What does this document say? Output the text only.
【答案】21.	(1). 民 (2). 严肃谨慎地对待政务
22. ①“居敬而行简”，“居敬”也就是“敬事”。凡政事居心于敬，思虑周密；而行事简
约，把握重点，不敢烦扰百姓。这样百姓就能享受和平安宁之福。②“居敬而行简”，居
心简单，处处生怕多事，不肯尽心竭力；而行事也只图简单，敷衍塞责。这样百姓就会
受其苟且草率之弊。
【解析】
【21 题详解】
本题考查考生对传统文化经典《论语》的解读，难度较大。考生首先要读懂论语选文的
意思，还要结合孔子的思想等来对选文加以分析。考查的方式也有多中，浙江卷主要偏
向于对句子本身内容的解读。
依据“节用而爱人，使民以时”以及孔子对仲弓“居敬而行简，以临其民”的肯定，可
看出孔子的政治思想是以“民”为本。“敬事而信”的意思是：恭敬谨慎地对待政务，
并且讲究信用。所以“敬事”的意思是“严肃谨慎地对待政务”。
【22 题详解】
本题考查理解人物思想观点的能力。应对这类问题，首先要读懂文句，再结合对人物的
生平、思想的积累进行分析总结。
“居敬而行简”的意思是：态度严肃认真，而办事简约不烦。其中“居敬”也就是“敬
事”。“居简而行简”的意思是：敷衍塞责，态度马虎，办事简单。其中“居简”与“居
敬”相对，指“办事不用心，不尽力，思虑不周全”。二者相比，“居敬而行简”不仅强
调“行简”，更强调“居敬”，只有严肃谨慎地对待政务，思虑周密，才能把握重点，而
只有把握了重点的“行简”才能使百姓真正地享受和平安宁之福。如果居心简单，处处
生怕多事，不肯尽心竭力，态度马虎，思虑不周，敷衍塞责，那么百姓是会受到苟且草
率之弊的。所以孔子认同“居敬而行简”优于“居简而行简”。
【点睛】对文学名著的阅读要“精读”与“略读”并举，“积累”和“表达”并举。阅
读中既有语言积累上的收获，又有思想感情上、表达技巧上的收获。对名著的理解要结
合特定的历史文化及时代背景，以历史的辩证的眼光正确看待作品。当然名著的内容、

- [The task] Repeat every line of the material exactly as given.

- [Solution for this task]
What does this document say? Output the text only.
【答案】21.	(1). 民 (2). 严肃谨慎地对待政务
22. ①“居敬而行简”，“居敬”也就是“敬事”。凡政事居心于敬，思虑周密；而行事简
约，把握重点，不敢烦扰百姓。这样百姓就能享受和平安宁之福。②“居敬而行简”，居
心简单，处处生怕多事，不肯尽心竭力；而行事也只图简单，敷衍塞责。这样百姓就会
受其苟且草率之弊。
【解析】
【21 题详解】
本题考查考生对传统文化经典《论语》的解读，难度较大。考生首先要读懂论语选文的
意思，还要结合孔子的思想等来对选文加以分析。考查的方式也有多中，浙江卷主要偏
向于对句子本身内容的解读。
依据“节用而爱人，使民以时”以及孔子对仲弓“居敬而行简，以临其民”的肯定，可
看出孔子的政治思想是以“民”为本。“敬事而信”的意思是：恭敬谨慎地对待政务，
并且讲究信用。所以“敬事”的意思是“严肃谨慎地对待政务”。
【22 题详解】
本题考查理解人物思想观点的能力。应对这类问题，首先要读懂文句，再结合对人物的
生平、思想的积累进行分析总结。
“居敬而行简”的意思是：态度严肃认真，而办事简约不烦。其中“居敬”也就是“敬
事”。“居简而行简”的意思是：敷衍塞责，态度马虎，办事简单。其中“居简”与“居
敬”相对，指“办事不用心，不尽力，思虑不周全”。二者相比，“居敬而行简”不仅强
调“行简”，更强调“居敬”，只有严肃谨慎地对待政务，思虑周密，才能把握重点，而
只有把握了重点的“行简”才能使百姓真正地享受和平安宁之福。如果居心简单，处处
生怕多事，不肯尽心竭力，态度马虎，思虑不周，敷衍塞责，那么百姓是会受到苟且草
率之弊的。所以孔子认同“居敬而行简”优于“居简而行简”。
【点睛】对文学名著的阅读要“精读”与“略读”并举，“积累”和“表达”并举。阅
读中既有语言积累上的收获，又有思想感情上、表达技巧上的收获。对名著的理解要结
合特定的历史文化及时代背景，以历史的辩证的眼光正确看待作品。当然名著的内容、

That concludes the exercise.